WHAT IS NEEDED:
Skip the pictures and quote all of the lines exactly.

ROWS:
+++
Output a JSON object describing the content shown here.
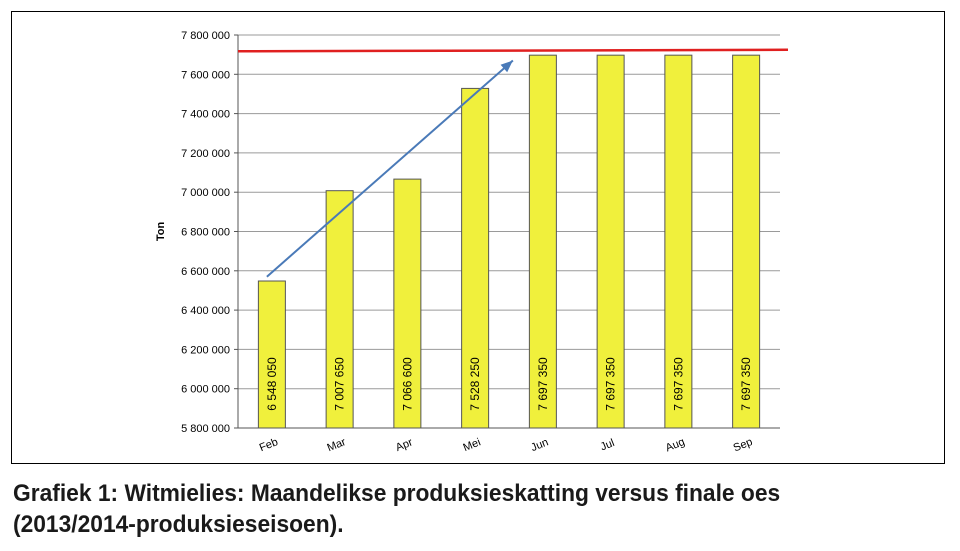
{
  "caption": {
    "line1": "Grafiek 1: Witmielies: Maandelikse produksieskatting versus finale oes",
    "line2": "(2013/2014-produksieseisoen)."
  },
  "colors": {
    "bar_fill": "#f0f03c",
    "bar_stroke": "#555555",
    "target_line": "#e02020",
    "trend_arrow": "#4a7ab8",
    "grid": "#9a9a9a"
  },
  "chart_data": {
    "type": "bar",
    "title": "",
    "xlabel": "",
    "ylabel": "Ton",
    "categories": [
      "Feb",
      "Mar",
      "Apr",
      "Mei",
      "Jun",
      "Jul",
      "Aug",
      "Sep"
    ],
    "values": [
      6548050,
      7007650,
      7066600,
      7528250,
      7697350,
      7697350,
      7697350,
      7697350
    ],
    "data_labels": [
      "6 548 050",
      "7 007 650",
      "7 066 600",
      "7 528 250",
      "7 697 350",
      "7 697 350",
      "7 697 350",
      "7 697 350"
    ],
    "ylim": [
      5800000,
      7800000
    ],
    "yticks": [
      5800000,
      6000000,
      6200000,
      6400000,
      6600000,
      6800000,
      7000000,
      7200000,
      7400000,
      7600000,
      7800000
    ],
    "ytick_labels": [
      "5 800 000",
      "6 000 000",
      "6 200 000",
      "6 400 000",
      "6 600 000",
      "6 800 000",
      "7 000 000",
      "7 200 000",
      "7 400 000",
      "7 600 000",
      "7 800 000"
    ],
    "grid": true,
    "legend": "none",
    "reference_line": {
      "value": 7717000,
      "color": "#e02020"
    },
    "trend_arrow": {
      "from": {
        "category": "Feb",
        "value": 6570000
      },
      "to": {
        "category": "Jun",
        "value": 7670000
      }
    }
  }
}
+++
ANSWER FOR THIS EXERCISE:
Output a JSON object describing the content shown here.
{
  "caption": {
    "line1": "Grafiek 1: Witmielies: Maandelikse produksieskatting versus finale oes",
    "line2": "(2013/2014-produksieseisoen)."
  },
  "colors": {
    "bar_fill": "#f0f03c",
    "bar_stroke": "#555555",
    "target_line": "#e02020",
    "trend_arrow": "#4a7ab8",
    "grid": "#9a9a9a"
  },
  "chart_data": {
    "type": "bar",
    "title": "",
    "xlabel": "",
    "ylabel": "Ton",
    "categories": [
      "Feb",
      "Mar",
      "Apr",
      "Mei",
      "Jun",
      "Jul",
      "Aug",
      "Sep"
    ],
    "values": [
      6548050,
      7007650,
      7066600,
      7528250,
      7697350,
      7697350,
      7697350,
      7697350
    ],
    "data_labels": [
      "6 548 050",
      "7 007 650",
      "7 066 600",
      "7 528 250",
      "7 697 350",
      "7 697 350",
      "7 697 350",
      "7 697 350"
    ],
    "ylim": [
      5800000,
      7800000
    ],
    "yticks": [
      5800000,
      6000000,
      6200000,
      6400000,
      6600000,
      6800000,
      7000000,
      7200000,
      7400000,
      7600000,
      7800000
    ],
    "ytick_labels": [
      "5 800 000",
      "6 000 000",
      "6 200 000",
      "6 400 000",
      "6 600 000",
      "6 800 000",
      "7 000 000",
      "7 200 000",
      "7 400 000",
      "7 600 000",
      "7 800 000"
    ],
    "grid": true,
    "legend": "none",
    "reference_line": {
      "value": 7717000,
      "color": "#e02020"
    },
    "trend_arrow": {
      "from": {
        "category": "Feb",
        "value": 6570000
      },
      "to": {
        "category": "Jun",
        "value": 7670000
      }
    }
  }
}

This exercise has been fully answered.